**Short task**
Copy every line of the data that includes the string "أكثر".

**Records supplied**
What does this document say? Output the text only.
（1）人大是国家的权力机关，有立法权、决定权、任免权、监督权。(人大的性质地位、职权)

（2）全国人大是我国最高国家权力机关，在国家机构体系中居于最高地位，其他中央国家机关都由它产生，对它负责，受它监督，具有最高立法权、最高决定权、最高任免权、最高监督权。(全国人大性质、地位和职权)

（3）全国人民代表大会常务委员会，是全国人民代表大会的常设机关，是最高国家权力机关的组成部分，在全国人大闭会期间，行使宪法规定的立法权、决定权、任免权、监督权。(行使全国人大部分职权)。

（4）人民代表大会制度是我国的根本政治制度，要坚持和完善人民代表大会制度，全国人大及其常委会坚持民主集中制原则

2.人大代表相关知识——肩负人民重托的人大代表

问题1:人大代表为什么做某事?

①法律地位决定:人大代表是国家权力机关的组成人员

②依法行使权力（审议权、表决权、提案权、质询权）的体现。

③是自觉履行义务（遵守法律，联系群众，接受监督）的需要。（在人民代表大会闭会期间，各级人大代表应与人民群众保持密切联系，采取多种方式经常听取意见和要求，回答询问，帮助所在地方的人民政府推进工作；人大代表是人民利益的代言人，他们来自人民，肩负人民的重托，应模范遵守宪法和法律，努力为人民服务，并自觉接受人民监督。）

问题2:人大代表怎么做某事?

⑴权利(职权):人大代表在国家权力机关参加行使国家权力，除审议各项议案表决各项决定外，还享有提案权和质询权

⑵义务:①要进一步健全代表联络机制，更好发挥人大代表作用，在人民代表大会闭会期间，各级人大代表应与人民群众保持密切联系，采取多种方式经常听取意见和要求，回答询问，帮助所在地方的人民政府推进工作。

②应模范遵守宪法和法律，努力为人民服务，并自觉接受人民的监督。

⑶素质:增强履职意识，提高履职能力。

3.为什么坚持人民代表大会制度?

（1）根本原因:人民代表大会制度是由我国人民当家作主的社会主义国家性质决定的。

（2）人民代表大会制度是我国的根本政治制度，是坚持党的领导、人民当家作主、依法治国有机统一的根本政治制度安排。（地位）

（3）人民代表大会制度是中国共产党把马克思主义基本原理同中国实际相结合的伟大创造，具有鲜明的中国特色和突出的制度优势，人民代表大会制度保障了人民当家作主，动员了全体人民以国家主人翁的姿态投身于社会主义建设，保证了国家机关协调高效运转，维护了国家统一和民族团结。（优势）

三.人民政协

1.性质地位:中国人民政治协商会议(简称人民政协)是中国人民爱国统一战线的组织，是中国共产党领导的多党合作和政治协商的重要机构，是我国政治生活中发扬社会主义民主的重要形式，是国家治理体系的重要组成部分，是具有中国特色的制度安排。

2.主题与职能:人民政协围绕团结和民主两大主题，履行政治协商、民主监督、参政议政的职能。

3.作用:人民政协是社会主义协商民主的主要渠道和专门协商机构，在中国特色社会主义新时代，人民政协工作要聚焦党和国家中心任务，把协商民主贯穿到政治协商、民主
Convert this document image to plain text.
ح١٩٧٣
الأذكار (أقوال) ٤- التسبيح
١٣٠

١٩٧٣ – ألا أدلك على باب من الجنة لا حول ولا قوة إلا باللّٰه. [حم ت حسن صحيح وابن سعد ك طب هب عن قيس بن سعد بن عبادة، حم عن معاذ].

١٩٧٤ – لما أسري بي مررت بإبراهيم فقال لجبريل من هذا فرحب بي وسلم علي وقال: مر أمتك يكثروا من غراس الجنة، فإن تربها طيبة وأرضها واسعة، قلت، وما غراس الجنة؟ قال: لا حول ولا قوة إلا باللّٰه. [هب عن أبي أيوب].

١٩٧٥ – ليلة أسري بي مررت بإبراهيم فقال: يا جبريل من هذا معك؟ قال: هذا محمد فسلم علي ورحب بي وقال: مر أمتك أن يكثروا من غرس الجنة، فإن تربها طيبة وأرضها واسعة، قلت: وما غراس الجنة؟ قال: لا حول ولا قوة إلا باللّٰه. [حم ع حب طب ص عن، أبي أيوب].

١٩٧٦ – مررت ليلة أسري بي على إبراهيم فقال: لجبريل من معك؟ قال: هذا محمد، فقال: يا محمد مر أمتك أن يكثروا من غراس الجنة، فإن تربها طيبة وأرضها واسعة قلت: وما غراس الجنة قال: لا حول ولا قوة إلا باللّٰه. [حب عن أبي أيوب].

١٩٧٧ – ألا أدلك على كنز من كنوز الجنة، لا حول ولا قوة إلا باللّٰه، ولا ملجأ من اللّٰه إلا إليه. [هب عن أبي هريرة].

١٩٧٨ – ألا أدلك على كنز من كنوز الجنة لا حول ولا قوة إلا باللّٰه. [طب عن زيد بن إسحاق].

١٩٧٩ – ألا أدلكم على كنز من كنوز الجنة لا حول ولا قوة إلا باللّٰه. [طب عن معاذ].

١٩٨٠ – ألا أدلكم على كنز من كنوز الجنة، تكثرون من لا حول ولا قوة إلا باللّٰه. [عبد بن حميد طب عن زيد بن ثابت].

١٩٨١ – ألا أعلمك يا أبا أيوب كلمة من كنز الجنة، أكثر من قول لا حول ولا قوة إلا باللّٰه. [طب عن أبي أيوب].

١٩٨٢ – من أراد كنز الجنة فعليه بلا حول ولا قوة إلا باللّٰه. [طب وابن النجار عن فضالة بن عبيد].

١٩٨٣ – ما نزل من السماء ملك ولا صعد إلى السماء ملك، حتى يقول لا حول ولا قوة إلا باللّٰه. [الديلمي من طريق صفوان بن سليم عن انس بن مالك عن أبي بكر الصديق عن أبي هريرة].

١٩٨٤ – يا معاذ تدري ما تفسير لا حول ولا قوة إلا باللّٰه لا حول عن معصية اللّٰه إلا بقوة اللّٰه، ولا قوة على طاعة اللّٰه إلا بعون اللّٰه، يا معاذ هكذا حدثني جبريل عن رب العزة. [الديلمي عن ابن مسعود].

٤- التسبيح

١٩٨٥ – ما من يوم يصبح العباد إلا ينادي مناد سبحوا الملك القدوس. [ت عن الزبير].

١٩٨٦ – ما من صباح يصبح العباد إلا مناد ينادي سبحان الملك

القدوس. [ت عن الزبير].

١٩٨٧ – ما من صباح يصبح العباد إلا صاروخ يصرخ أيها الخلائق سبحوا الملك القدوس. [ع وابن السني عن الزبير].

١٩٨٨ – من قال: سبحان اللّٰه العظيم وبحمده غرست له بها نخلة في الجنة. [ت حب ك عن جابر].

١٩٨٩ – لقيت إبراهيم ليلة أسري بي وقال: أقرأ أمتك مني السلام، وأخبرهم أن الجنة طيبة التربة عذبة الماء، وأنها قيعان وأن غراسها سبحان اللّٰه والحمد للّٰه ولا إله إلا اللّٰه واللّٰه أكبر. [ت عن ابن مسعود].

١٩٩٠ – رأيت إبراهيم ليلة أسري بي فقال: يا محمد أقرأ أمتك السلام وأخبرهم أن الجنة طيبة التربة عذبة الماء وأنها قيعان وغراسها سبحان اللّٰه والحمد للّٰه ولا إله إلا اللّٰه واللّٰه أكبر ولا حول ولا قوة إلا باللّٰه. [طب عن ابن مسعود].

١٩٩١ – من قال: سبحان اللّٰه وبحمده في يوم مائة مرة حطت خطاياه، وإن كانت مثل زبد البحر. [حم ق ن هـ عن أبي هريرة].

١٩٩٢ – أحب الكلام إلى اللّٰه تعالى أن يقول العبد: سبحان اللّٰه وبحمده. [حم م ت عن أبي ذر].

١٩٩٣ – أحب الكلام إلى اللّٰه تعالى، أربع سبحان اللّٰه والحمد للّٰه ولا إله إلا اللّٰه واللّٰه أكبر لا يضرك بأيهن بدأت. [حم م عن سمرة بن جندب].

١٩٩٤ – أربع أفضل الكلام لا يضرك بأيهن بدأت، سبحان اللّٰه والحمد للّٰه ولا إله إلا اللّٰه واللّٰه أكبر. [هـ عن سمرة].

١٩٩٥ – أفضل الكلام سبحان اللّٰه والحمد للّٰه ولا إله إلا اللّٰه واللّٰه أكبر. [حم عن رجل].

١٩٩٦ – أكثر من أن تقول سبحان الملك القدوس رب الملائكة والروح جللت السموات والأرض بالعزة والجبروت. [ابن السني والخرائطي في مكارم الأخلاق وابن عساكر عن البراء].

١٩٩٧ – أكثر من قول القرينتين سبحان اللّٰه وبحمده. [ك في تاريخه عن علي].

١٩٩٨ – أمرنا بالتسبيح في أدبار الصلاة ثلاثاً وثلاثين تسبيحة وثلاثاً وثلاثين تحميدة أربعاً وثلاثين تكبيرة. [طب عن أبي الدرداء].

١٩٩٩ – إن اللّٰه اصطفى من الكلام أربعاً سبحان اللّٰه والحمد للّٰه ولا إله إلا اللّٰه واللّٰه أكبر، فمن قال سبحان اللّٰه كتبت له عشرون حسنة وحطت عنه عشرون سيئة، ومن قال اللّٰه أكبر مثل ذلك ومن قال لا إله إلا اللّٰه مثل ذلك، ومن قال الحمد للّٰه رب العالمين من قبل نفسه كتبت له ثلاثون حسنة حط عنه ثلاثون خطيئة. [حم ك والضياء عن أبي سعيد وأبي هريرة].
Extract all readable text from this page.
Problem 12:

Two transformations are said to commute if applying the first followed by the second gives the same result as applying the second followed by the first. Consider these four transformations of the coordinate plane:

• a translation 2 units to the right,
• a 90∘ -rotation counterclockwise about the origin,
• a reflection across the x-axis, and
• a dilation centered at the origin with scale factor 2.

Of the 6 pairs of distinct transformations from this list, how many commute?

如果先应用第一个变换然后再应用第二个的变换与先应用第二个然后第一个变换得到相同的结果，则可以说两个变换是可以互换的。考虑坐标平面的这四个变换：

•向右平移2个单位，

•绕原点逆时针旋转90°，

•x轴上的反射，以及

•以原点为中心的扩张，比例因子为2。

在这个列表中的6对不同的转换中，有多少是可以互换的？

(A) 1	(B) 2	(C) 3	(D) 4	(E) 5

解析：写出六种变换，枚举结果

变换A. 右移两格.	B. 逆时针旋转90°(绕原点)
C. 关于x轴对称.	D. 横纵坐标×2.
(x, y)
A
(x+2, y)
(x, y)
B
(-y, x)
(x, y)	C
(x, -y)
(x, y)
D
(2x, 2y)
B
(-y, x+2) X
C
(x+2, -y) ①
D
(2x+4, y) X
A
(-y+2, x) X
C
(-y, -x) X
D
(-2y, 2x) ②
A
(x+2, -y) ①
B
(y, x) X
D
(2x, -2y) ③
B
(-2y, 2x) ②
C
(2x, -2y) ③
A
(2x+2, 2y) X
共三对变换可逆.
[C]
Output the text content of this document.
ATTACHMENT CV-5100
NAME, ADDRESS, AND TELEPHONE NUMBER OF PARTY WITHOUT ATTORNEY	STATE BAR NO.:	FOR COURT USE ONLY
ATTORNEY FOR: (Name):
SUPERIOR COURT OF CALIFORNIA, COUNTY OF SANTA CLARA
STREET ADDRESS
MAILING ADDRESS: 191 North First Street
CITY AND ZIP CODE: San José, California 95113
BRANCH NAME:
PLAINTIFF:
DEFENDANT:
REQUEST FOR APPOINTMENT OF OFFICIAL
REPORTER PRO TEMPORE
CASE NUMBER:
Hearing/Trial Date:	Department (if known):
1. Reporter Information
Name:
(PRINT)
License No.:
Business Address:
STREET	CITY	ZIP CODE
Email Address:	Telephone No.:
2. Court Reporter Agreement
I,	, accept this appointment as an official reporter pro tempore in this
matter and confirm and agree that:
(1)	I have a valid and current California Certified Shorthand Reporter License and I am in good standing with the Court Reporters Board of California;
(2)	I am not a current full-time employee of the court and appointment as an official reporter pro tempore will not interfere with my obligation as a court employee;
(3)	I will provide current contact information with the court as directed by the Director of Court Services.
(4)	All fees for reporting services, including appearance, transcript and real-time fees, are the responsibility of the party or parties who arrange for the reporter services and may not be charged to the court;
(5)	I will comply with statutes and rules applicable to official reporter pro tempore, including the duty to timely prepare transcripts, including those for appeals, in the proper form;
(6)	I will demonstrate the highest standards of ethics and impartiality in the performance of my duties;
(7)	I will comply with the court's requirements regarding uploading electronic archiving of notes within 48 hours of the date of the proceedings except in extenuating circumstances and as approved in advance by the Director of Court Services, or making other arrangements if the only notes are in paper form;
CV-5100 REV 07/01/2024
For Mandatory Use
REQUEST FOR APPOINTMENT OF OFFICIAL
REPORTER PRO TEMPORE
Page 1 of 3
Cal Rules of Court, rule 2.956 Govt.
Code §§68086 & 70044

**Written response**
١٩٨١ – ألا أعلمك يا أبا أيوب كلمة من كنز الجنة، أكثر من قول لا حول ولا قوة إلا باللّٰه. [طب عن أبي أيوب].
١٩٩٦ – أكثر من أن تقول سبحان الملك القدوس رب الملائكة والروح جللت السموات والأرض بالعزة والجبروت. [ابن السني والخرائطي في مكارم الأخلاق وابن عساكر عن البراء].
١٩٩٧ – أكثر من قول القرينتين سبحان اللّٰه وبحمده. [ك في تاريخه عن علي].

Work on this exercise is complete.